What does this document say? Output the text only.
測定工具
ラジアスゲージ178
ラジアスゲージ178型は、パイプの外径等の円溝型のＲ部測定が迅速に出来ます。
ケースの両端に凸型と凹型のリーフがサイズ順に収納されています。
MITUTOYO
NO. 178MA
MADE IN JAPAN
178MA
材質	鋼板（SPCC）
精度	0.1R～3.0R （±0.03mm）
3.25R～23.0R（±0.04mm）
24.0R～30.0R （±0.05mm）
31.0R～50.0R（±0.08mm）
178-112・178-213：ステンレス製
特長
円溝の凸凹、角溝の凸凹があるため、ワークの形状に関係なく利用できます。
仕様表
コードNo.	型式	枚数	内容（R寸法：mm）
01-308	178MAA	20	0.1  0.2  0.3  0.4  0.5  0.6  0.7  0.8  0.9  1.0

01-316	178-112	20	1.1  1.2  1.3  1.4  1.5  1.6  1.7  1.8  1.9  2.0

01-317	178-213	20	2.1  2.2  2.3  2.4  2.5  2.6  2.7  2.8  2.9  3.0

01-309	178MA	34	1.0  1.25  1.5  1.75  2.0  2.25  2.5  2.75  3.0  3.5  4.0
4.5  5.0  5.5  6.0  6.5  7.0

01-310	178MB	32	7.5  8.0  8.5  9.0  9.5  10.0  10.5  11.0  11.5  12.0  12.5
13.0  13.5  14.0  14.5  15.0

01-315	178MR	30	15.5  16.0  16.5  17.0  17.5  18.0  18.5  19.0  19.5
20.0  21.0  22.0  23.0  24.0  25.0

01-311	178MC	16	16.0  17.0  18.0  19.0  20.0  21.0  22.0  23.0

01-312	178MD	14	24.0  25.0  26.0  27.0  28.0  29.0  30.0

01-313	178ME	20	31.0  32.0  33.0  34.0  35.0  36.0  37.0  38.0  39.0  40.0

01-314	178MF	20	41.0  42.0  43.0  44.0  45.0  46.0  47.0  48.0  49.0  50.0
=-=-=
▸ **Given problem**: Every record should be repeated exactly; please leave none out.

▸ **Solution for this exercise**:
What does this document say? Output the text only.
測定工具
ラジアスゲージ178
ラジアスゲージ178型は、パイプの外径等の円溝型のＲ部測定が迅速に出来ます。
ケースの両端に凸型と凹型のリーフがサイズ順に収納されています。
MITUTOYO
NO. 178MA
MADE IN JAPAN
178MA
材質	鋼板（SPCC）
精度	0.1R～3.0R （±0.03mm）
3.25R～23.0R（±0.04mm）
24.0R～30.0R （±0.05mm）
31.0R～50.0R（±0.08mm）
178-112・178-213：ステンレス製
特長
円溝の凸凹、角溝の凸凹があるため、ワークの形状に関係なく利用できます。
仕様表
コードNo.	型式	枚数	内容（R寸法：mm）
01-308	178MAA	20	0.1  0.2  0.3  0.4  0.5  0.6  0.7  0.8  0.9  1.0

01-316	178-112	20	1.1  1.2  1.3  1.4  1.5  1.6  1.7  1.8  1.9  2.0

01-317	178-213	20	2.1  2.2  2.3  2.4  2.5  2.6  2.7  2.8  2.9  3.0

01-309	178MA	34	1.0  1.25  1.5  1.75  2.0  2.25  2.5  2.75  3.0  3.5  4.0
4.5  5.0  5.5  6.0  6.5  7.0

01-310	178MB	32	7.5  8.0  8.5  9.0  9.5  10.0  10.5  11.0  11.5  12.0  12.5
13.0  13.5  14.0  14.5  15.0

01-315	178MR	30	15.5  16.0  16.5  17.0  17.5  18.0  18.5  19.0  19.5
20.0  21.0  22.0  23.0  24.0  25.0

01-311	178MC	16	16.0  17.0  18.0  19.0  20.0  21.0  22.0  23.0

01-312	178MD	14	24.0  25.0  26.0  27.0  28.0  29.0  30.0

01-313	178ME	20	31.0  32.0  33.0  34.0  35.0  36.0  37.0  38.0  39.0  40.0

01-314	178MF	20	41.0  42.0  43.0  44.0  45.0  46.0  47.0  48.0  49.0  50.0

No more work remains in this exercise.